BEGIN Data for the task

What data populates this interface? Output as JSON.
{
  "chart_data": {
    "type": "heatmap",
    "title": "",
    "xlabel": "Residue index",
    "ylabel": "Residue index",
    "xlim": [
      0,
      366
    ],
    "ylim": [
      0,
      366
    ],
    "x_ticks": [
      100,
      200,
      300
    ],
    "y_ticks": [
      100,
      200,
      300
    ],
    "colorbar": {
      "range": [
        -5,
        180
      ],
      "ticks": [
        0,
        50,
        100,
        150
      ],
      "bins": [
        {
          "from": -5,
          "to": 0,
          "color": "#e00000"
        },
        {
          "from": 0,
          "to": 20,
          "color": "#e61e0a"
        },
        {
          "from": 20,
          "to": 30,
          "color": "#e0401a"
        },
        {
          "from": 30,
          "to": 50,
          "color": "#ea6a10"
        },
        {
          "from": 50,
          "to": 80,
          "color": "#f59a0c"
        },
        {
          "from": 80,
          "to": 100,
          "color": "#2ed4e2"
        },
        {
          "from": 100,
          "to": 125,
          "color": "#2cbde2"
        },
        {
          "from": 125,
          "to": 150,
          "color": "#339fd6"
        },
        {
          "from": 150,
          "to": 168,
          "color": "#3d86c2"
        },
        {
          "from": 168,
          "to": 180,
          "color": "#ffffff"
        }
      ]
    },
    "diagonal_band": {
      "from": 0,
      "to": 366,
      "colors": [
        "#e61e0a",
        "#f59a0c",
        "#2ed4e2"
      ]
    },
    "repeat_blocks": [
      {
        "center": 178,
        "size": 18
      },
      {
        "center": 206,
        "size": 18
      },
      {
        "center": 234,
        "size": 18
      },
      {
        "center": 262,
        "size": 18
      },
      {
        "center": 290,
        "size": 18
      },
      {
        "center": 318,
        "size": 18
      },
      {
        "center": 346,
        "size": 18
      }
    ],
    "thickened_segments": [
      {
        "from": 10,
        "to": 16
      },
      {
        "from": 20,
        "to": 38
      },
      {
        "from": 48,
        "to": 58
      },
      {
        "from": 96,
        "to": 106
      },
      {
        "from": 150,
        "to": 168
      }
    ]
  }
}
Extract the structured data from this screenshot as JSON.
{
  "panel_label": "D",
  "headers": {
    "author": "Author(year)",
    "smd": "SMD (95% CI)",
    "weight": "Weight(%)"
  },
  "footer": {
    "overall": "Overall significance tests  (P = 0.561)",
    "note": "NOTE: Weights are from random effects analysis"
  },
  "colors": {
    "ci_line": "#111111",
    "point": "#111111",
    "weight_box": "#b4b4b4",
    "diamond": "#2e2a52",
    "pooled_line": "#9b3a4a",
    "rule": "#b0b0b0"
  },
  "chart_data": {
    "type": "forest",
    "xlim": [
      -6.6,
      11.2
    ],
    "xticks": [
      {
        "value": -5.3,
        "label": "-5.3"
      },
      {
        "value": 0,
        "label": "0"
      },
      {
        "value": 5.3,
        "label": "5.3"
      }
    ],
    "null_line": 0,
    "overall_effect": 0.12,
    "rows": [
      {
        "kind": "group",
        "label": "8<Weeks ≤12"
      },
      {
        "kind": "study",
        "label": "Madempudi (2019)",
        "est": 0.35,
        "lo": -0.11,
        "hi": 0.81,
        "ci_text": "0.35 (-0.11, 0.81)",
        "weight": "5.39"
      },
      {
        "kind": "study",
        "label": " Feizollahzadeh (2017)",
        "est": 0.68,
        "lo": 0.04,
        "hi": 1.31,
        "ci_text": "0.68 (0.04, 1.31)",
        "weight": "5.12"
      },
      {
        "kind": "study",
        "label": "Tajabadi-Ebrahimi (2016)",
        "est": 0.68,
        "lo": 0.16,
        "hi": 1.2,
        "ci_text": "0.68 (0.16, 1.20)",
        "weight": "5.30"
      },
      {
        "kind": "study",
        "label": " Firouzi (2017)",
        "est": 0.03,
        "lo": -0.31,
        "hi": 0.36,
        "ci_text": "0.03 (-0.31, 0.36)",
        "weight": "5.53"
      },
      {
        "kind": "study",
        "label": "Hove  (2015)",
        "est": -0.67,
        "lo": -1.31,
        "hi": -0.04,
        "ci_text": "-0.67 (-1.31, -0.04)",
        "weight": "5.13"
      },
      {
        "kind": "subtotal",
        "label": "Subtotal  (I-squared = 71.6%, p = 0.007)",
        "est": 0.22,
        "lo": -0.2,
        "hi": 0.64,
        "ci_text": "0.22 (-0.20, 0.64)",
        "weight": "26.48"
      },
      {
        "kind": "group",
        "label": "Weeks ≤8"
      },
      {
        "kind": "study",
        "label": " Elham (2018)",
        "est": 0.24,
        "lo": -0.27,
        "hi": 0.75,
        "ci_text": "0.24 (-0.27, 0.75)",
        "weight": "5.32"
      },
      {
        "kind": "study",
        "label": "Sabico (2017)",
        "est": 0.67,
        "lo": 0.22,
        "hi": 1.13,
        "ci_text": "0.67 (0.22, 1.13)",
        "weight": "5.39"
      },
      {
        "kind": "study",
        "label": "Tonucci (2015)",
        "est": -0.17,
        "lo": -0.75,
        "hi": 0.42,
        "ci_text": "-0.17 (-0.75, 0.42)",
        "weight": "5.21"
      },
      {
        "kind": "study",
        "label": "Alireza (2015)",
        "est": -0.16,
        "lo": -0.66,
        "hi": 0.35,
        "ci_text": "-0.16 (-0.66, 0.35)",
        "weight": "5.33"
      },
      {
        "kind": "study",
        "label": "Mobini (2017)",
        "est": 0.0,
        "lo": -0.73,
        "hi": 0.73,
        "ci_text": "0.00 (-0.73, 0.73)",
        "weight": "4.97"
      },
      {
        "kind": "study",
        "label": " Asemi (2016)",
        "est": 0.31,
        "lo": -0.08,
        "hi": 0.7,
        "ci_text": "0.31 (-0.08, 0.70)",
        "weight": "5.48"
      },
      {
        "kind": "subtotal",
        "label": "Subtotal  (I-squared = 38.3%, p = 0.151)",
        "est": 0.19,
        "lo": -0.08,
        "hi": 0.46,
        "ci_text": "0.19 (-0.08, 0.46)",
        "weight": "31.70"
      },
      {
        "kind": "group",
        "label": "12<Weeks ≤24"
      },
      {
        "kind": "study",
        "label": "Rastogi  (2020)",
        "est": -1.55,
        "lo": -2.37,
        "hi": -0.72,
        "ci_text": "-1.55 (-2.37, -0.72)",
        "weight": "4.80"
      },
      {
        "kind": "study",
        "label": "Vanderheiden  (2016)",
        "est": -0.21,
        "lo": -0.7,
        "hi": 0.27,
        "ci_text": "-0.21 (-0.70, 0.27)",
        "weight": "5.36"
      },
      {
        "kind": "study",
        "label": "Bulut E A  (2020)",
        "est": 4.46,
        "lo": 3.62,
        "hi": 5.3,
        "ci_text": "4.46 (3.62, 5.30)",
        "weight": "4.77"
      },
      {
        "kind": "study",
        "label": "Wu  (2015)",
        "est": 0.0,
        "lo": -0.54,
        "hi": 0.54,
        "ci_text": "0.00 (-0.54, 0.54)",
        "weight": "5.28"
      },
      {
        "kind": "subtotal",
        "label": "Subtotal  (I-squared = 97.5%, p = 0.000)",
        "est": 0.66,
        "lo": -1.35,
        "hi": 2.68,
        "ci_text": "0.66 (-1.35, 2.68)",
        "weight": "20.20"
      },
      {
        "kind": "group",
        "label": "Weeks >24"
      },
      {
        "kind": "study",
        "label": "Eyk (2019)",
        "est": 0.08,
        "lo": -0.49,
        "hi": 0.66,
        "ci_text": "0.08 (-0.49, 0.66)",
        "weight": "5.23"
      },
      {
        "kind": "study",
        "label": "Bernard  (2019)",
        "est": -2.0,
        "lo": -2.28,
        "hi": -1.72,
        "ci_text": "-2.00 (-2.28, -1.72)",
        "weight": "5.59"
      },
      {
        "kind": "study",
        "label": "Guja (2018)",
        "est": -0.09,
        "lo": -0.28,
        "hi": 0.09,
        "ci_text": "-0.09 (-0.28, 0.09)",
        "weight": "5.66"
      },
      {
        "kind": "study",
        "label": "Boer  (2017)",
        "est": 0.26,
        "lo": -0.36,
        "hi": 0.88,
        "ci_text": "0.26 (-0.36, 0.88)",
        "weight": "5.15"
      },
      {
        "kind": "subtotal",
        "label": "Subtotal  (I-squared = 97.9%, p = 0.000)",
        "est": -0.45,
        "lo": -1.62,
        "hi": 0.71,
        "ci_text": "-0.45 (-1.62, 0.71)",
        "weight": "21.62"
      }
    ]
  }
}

END Data for the task

[Direction] Identify the lines above with the word "Weeks". Copy them.

[Result]
        "label": "8<Weeks ≤12"
        "label": "Weeks ≤8"
        "label": "12<Weeks ≤24"
        "label": "Weeks >24"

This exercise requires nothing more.